- **Exercise brief**:
Give back each entry unchanged, minus pictures.

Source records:

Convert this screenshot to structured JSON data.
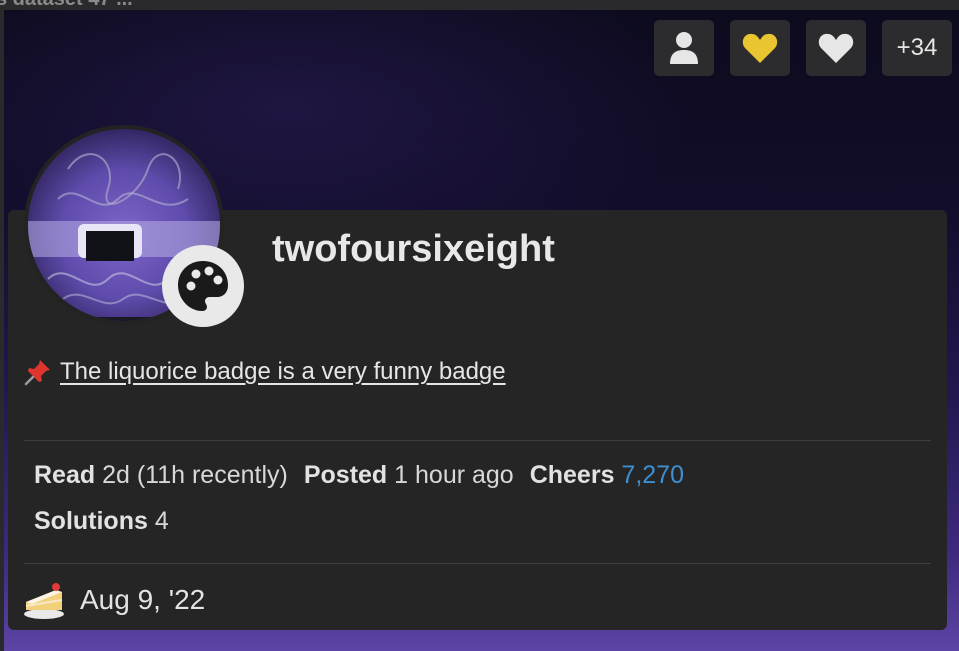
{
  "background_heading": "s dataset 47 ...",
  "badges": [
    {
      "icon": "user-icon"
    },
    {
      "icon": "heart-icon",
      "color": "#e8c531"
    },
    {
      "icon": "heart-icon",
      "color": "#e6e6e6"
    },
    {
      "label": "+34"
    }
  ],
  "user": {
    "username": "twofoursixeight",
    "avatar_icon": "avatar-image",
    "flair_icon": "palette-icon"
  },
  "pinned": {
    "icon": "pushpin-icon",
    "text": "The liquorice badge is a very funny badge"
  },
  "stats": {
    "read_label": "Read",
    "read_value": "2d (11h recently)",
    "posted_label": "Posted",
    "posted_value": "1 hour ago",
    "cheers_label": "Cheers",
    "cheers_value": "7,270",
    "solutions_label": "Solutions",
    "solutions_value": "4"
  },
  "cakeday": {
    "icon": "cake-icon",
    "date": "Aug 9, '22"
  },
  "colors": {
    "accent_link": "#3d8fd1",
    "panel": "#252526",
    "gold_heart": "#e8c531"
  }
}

- **Complete answer**:
Convert this screenshot to structured JSON data.
{
  "background_heading": "s dataset 47 ...",
  "badges": [
    {
      "icon": "user-icon"
    },
    {
      "icon": "heart-icon",
      "color": "#e8c531"
    },
    {
      "icon": "heart-icon",
      "color": "#e6e6e6"
    },
    {
      "label": "+34"
    }
  ],
  "user": {
    "username": "twofoursixeight",
    "avatar_icon": "avatar-image",
    "flair_icon": "palette-icon"
  },
  "pinned": {
    "icon": "pushpin-icon",
    "text": "The liquorice badge is a very funny badge"
  },
  "stats": {
    "read_label": "Read",
    "read_value": "2d (11h recently)",
    "posted_label": "Posted",
    "posted_value": "1 hour ago",
    "cheers_label": "Cheers",
    "cheers_value": "7,270",
    "solutions_label": "Solutions",
    "solutions_value": "4"
  },
  "cakeday": {
    "icon": "cake-icon",
    "date": "Aug 9, '22"
  },
  "colors": {
    "accent_link": "#3d8fd1",
    "panel": "#252526",
    "gold_heart": "#e8c531"
  }
}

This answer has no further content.